La guerre met en évidence la fragilité des lois laïques : la laïcisation de l’Etat fait place à l’union sacrée, à l’abrogation tacite des dispositions relatives aux Congrégations, au retour du clergé, comme puissance publique officiellement reconnue. La laïcisation de l’Ecole ne peut pas être à l’abri des conséquences de ce changement de front. Au cinquantenaire des Ecoles Normales, Millerand, président de la République, définit une laïcité tout à fait rassurante pour l’Eglise. C’est d’ailleurs le vocable « neutralité » qui se substitue peu à peu au vocable trop insolent de « laïcité ». Une neutralité « bienveillante à l’égard des puissances spirituelles » naturellement !
La « crise de laïcité », que traverse notre Ecole publique à l’heure actuelle, traduit ce retour de l’Eglise dans les coulisses du pouvoir, avec la complicité plus ou moins ouverte des anticléricaux et des voltairiens d’il y a vingt ou trente ans … La loi de séparation est en fait abrogée. L’Ecole laïque résiste grâce à son personnel. Mais qu’on ne s’y trompe pas, les cadres sont soigneusement noyautés, le recrutement livré au jeu des forces sociales sur lesquelles l’Eglise a repris son influence, la situation de l’instituteur volontairement négligée (il est placé au bas de l’échelle des fonctionnaires et la comparaison de son salaire à celui de ses collègues anglais, allemands ou suisses, est révélatrice à ce sujet). Aucune disposition légale ne vient corriger, dans les régions menacées, la puissance économique du patron, du propriétaire terrien, du châtelain, qui exigent de leurs subordonnés la fréquentation de l’école « libre ». La laïcité de l’Ecole est menacée dans la mesure même où la direction spirituelle de toutes les forces coalisées de conservation sociale a été reprise, après une parenthèse d’une vingtaine d’années, par l’Eglise catholique. Quant à la laïcité de la pensée, inutile d’insister sur les brimades et les persécutions multipliées contre l’expression des idées dites subversives … L’emprisonnement de Marty, élu par le suffrage universel, pour l’envoi d’une lettre au Maréchal Foch est un scandale suffisamment expressif à ce sujet.
La crise de la laïcité n’est d’ailleurs qu’à son début.
Extérieurement, elle se manifeste par les audaces et les attaques multiples de l’Eglise contre l’Ecole aussi bien que par la mollesse, le désarroi ou la complicité ouverte de la bourgeoisie théoriquement anticléricale.
Intérieurement, elle s’exprime par la peur des mots et la nombre de préjugés régnants (c’est-à-dire utiles à la classe dirigeante) trouvent crédit, un certain nombre de notions contestables demeurent « tabou ». Il y a là toute une étude à faire qui dépasserait le cadre de cet article. Mais il n’y a qu’à lire les manuels et même certaines instructions officielles pour se rendre compte des procédés employés plus ou moins consciemment par un régime pour se prolonger. En tout cas, les lacunes sont remarquables. Elles frappent d’autant plus l’observateur que celui-ci a une conception plus précise de la laïcité.
__________
● Consignes
1. Répondez à ces questions sur le texte consacré à la crise de la laïcité :
(a) Quel vocable se substitue peu à peu à celui de « laïcité » ?
(b) Quelle fonction Millerand occupait-il au cinquantenaire des Ecoles Normales ?
(c) Pour quel envoi Marty a-t-il été emprisonné ?
2. Rédigez la suite du texte sur la crise de la laïcité, à partir de sa dernière phrase.
Ces enregistrements proviennent d'une autre source.

Éléments encadrés
__________
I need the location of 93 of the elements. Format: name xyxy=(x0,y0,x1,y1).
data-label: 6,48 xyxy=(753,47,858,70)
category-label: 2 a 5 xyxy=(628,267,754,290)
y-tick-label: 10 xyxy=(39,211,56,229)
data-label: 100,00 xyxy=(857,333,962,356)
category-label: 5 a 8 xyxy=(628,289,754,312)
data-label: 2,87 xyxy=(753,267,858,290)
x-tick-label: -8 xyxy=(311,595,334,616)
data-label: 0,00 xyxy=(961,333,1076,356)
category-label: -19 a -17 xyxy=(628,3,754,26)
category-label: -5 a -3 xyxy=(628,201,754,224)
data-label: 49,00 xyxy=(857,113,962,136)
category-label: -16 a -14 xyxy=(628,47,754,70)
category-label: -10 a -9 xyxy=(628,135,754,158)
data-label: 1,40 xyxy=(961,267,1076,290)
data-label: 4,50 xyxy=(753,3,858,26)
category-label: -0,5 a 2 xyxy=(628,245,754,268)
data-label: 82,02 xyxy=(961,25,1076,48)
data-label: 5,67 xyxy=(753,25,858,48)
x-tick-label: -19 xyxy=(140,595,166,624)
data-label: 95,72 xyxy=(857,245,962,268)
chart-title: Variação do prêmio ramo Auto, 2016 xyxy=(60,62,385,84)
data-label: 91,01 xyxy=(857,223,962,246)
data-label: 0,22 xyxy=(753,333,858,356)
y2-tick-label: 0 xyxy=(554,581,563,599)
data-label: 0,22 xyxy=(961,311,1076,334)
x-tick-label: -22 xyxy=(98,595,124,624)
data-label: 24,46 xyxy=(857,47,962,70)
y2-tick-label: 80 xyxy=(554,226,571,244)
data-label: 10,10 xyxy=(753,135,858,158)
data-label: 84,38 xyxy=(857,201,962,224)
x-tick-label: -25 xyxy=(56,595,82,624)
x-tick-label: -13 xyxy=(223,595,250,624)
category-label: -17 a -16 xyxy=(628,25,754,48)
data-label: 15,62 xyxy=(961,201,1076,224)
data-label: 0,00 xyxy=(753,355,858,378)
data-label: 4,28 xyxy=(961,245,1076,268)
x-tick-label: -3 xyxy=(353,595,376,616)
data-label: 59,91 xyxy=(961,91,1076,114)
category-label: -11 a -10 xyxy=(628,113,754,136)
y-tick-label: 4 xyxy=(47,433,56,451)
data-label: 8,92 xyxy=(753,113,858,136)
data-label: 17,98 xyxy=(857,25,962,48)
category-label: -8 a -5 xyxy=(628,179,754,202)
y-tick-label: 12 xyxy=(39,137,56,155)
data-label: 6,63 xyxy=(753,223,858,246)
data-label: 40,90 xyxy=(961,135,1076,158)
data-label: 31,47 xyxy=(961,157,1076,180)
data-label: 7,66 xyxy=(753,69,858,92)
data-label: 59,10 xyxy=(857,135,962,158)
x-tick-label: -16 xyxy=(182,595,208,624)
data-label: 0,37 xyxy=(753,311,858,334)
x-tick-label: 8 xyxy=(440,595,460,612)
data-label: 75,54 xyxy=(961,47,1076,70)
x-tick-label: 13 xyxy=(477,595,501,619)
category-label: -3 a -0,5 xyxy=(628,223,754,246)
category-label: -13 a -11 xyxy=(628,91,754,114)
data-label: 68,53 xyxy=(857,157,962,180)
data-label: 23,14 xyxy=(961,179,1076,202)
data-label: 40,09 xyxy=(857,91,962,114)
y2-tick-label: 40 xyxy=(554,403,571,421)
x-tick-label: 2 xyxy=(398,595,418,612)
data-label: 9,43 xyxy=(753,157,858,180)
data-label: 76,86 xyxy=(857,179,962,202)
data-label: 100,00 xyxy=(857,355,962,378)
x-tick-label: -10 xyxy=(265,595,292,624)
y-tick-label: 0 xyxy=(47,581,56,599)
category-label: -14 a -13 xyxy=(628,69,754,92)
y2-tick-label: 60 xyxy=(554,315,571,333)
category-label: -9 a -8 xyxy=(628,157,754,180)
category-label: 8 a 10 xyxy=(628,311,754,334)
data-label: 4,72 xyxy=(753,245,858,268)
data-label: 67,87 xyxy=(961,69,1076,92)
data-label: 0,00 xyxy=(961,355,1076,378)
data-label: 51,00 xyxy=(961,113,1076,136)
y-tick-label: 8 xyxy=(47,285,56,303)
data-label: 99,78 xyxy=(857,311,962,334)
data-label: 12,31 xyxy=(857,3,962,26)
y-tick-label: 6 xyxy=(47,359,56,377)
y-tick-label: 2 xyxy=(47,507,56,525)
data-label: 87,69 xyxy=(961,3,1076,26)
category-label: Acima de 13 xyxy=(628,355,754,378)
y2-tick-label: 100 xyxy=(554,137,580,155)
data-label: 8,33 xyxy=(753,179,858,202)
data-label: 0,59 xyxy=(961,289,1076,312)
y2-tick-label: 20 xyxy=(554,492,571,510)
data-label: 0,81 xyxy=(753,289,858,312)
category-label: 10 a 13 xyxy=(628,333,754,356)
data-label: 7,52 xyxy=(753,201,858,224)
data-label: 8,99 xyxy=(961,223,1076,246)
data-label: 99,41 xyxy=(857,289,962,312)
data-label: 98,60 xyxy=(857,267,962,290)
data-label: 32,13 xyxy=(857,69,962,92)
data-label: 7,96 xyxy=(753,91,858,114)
__________
● Réponses rédigées
1.
(a) Le vocable « neutralité ».
(b) Il était président de la République.
(c) Pour l'envoi d'une lettre au Maréchal Foch.

2.
La laïcité n’est pas seulement, comme on se plaît à le dire, la neutralité confessionnelle. C’est quelque chose de positif. A partir du moment où l’on accepte de former la personnalité de l’enfant en dehors des affirmations d’une foi quelconque, on est lié par un système, qu’on le veuille ou non. Si l’Ecole laïque était seulement l’école neutre, certain évêque de Malines aurait raison qui s’écriait avec indignation : « Arrière l’école neutre, l’école NULLE ». Mais la laïcité implique l’existence d’une connaissance, d’une morale, d’une pensée absolument indépendante de tout dogme préétabli. Elle signifie que l’homme se sent capables de trouver en lui-même, dans son expérience, dans l’expérience sociale, les règles de son activité, les fondements de sa science, les éléments de sa pensée. Elle a donc pour double postulat : le respect de l’intégrité de l’enfant, le respect de l’intégrité de la réalité observable. Toute éducation laïque est donc antidogmatique par définition ; elle a pour objets, au sens large, « d’ouvrir les yeux », d’apprendre à voir, à saisir des rapports entre les choses et en même temps d’apprendre à voir tout ce qui peut être vu, autrement dit de faire passer au crible de l’esprit critique toutes les données de l’expérience et toutes les notions reçues.
Se rend-on bien compte de la portée révolutionnaire d’un tel enseignement?
Et comprend-on qu’il ne soit pas du goût des privilégiés ?
Tout ce qui tend à conserver l’ordre social, dans sa structure fondamentale est en effet pour une philosophie « statique » ; la laïcité, philosophie du mouvement, est au contraire, par sa nature même, au service de la classe révolutionnaire.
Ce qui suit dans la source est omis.